* _WORK TO DO_: Reproduce verbatim the lines of the records below, starting at the line that contains "x-tick-label: 4 bbox=[379, 594, 390, 619]" and ending at the line that contains "legend-entry-obsv0: xobsv0(t) bbox=[604, 481, 731, 507]", with both of those lines included.

* _DATA FOR THIS EXERCISE_:

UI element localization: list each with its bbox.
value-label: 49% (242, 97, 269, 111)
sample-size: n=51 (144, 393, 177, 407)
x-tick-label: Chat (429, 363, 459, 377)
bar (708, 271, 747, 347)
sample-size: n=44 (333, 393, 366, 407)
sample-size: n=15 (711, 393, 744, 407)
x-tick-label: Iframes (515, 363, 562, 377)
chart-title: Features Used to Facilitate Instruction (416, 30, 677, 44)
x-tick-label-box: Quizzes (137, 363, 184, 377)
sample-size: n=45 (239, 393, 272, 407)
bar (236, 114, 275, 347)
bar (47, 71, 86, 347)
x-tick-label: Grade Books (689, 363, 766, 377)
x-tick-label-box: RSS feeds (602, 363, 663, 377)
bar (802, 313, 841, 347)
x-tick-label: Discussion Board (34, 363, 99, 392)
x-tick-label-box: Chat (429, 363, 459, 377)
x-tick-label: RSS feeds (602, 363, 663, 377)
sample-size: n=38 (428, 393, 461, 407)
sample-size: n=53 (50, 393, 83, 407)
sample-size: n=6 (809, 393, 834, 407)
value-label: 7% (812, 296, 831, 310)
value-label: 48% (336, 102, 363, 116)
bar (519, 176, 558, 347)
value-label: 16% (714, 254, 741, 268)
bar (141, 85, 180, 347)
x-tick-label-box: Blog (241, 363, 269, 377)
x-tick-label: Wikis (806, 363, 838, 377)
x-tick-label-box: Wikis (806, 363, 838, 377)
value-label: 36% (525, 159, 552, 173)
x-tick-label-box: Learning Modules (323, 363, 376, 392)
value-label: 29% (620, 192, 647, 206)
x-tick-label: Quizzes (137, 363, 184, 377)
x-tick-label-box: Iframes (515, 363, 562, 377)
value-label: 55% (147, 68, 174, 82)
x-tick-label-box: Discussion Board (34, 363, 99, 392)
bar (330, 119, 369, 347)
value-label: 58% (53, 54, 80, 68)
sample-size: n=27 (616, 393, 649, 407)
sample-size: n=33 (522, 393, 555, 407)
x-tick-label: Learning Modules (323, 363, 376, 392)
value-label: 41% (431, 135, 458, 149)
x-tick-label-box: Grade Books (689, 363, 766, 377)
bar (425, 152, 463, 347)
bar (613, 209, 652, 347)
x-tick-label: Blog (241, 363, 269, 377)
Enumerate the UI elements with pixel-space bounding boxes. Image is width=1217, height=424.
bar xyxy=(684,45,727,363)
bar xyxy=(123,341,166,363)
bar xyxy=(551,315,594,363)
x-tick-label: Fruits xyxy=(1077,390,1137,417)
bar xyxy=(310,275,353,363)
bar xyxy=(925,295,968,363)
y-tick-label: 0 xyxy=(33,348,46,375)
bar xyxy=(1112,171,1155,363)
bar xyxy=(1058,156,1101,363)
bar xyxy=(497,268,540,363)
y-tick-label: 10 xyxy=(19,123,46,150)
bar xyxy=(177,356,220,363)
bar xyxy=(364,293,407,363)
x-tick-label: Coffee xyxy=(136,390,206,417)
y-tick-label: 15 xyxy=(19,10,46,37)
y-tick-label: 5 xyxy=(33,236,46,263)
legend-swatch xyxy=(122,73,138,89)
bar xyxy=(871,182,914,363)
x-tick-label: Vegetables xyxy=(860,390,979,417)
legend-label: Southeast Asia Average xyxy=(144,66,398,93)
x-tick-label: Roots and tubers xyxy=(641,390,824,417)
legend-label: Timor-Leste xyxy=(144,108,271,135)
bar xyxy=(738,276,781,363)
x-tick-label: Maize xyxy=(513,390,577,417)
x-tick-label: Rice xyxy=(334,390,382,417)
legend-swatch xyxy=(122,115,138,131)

* * *

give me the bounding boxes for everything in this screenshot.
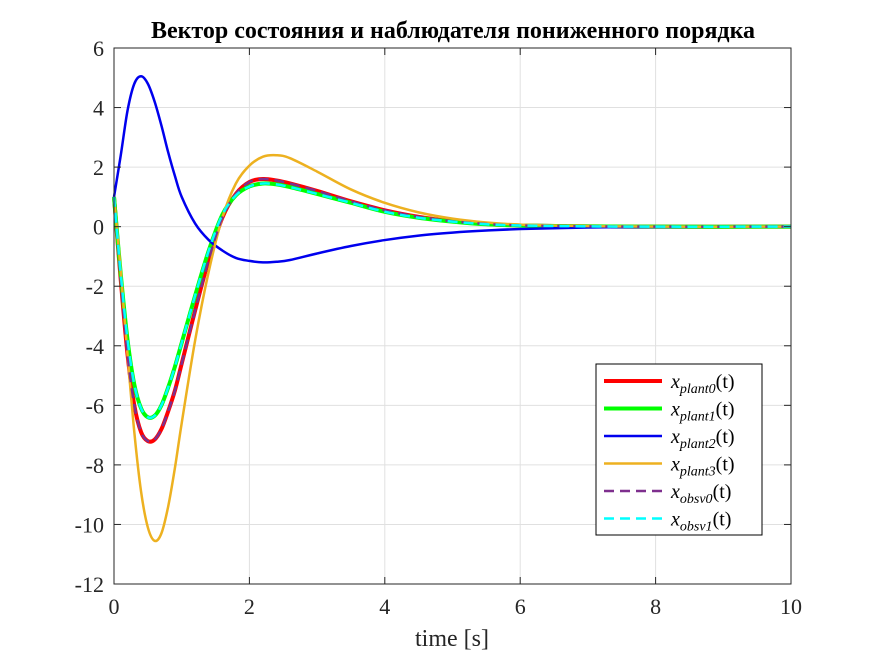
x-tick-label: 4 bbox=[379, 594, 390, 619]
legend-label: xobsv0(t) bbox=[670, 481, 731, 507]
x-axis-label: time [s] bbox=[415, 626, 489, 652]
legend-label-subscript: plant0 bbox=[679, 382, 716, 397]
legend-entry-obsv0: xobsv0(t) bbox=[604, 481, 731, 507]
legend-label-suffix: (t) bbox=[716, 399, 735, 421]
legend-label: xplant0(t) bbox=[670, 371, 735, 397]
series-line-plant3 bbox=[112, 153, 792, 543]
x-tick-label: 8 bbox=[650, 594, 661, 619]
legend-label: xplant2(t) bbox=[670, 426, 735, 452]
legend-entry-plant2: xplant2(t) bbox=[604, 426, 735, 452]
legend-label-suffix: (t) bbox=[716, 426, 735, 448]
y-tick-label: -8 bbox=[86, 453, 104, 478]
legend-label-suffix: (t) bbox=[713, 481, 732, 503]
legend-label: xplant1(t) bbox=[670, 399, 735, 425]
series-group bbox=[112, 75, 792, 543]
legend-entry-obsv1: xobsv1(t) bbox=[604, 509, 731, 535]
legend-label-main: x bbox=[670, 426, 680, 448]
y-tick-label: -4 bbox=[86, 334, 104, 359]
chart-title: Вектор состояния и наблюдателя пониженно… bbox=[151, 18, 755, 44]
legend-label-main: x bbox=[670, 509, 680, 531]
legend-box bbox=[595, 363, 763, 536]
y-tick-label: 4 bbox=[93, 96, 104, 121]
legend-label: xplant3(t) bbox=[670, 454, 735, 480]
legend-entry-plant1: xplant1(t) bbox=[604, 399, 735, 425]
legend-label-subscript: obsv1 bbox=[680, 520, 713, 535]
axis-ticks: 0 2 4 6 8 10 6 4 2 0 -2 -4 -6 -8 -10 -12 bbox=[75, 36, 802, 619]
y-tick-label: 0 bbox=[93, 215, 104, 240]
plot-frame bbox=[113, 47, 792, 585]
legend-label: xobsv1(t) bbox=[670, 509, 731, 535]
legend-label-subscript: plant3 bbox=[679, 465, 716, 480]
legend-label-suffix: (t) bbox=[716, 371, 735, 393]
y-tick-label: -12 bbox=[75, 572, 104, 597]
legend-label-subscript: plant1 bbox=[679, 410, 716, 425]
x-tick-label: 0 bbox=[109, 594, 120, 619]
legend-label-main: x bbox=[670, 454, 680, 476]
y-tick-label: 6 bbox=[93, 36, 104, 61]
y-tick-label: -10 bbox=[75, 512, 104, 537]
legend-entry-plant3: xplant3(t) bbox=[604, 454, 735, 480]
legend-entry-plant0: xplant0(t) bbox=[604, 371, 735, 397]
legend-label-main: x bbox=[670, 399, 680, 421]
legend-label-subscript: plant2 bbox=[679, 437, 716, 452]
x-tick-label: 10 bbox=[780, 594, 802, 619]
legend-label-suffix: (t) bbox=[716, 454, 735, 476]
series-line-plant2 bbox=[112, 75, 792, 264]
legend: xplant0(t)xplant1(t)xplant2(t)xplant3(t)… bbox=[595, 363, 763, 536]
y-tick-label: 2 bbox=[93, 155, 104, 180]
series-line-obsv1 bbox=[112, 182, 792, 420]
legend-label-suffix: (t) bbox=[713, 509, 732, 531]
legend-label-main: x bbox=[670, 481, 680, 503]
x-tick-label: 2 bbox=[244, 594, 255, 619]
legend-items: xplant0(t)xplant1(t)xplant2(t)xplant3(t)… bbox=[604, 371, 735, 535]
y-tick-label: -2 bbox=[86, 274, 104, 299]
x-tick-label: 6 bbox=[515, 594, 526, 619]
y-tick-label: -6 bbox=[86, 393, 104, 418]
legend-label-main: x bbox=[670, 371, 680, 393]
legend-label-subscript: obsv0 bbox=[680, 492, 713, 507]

* _RESULT BELOW_:
x-tick-label: 4 bbox=[379, 594, 390, 619]
legend-label: xobsv0(t) bbox=[670, 481, 731, 507]
x-axis-label: time [s] bbox=[415, 626, 489, 652]
legend-label-subscript: plant0 bbox=[679, 382, 716, 397]
legend-entry-obsv0: xobsv0(t) bbox=[604, 481, 731, 507]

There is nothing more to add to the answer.